__Set exercise__. Copy every line from the records below that holds the word "frac".

__Data lines__.
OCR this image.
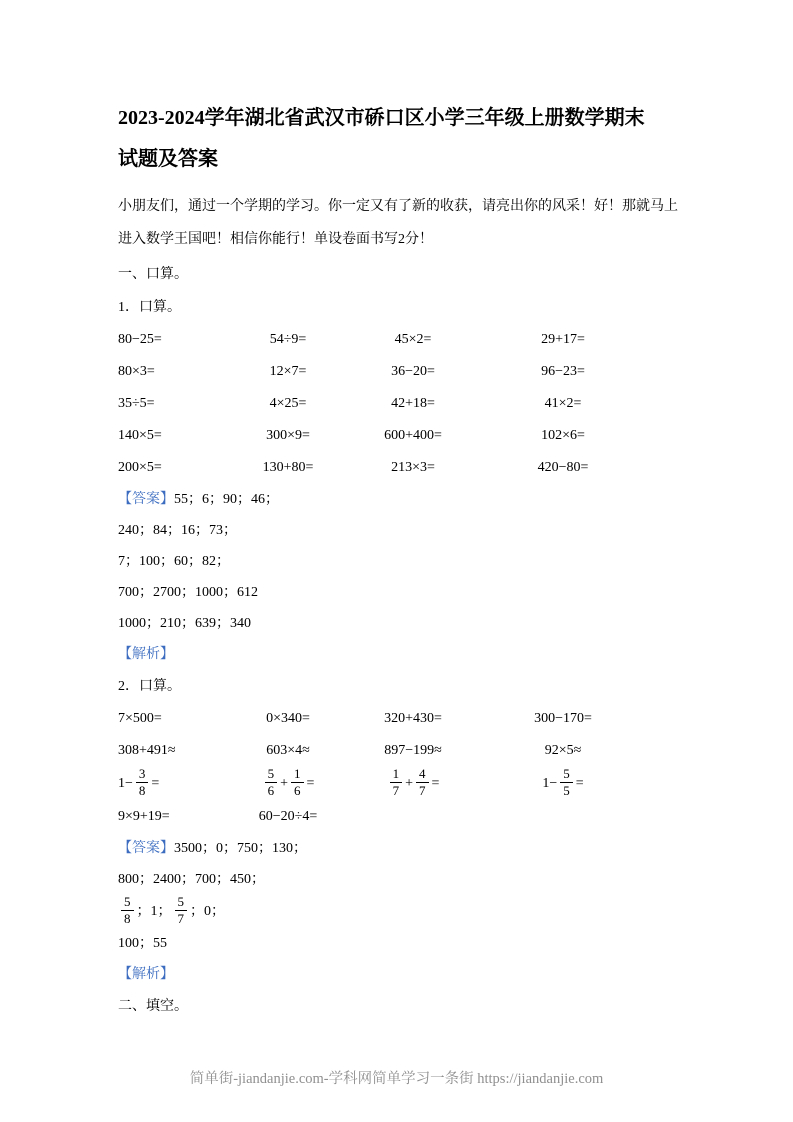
2023-2024学年湖北省武汉市硚口区小学三年级上册数学期末试题及答案

小朋友们，通过一个学期的学习。你一定又有了新的收获，请亮出你的风采！好！那就马上进入数学王国吧！相信你能行！单设卷面书写2分！

一、口算。

1．口算。

80−25=	54÷9=	45×2=	29+17=
80×3=	12×7=	36−20=	96−23=
35÷5=	4×25=	42+18=	41×2=
140×5=	300×9=	600+400=	102×6=
200×5=	130+80=	213×3=	420−80=

【答案】55；6；90；46；

240；84；16；73；

7；100；60；82；

700；2700；1000；612

1000；210；639；340

【解析】

2．口算。

7×500=	0×340=	320+430=	300−170=
308+491≈	603×4≈	897−199≈	92×5≈
$1- \frac{3}{8}$ =	$\frac{5}{6} + \frac{1}{6}$ =	$\frac{1}{7} + \frac{4}{7}$ =	$1- \frac{5}{5}$ =
9×9+19=	60−20÷4=

【答案】3500；0；750；130；

800；2400；700；450；

$\frac{5}{8}$ ；1； $\frac{5}{7}$ ；0；

100；55

【解析】

二、填空。

简单街-jiandanjie.com-学科网简单学习一条街 https://jiandanjie.com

__Correct result__.
$1- \frac{3}{8}$ =	$\frac{5}{6} + \frac{1}{6}$ =	$\frac{1}{7} + \frac{4}{7}$ =	$1- \frac{5}{5}$ =
$\frac{5}{8}$ ；1； $\frac{5}{7}$ ；0；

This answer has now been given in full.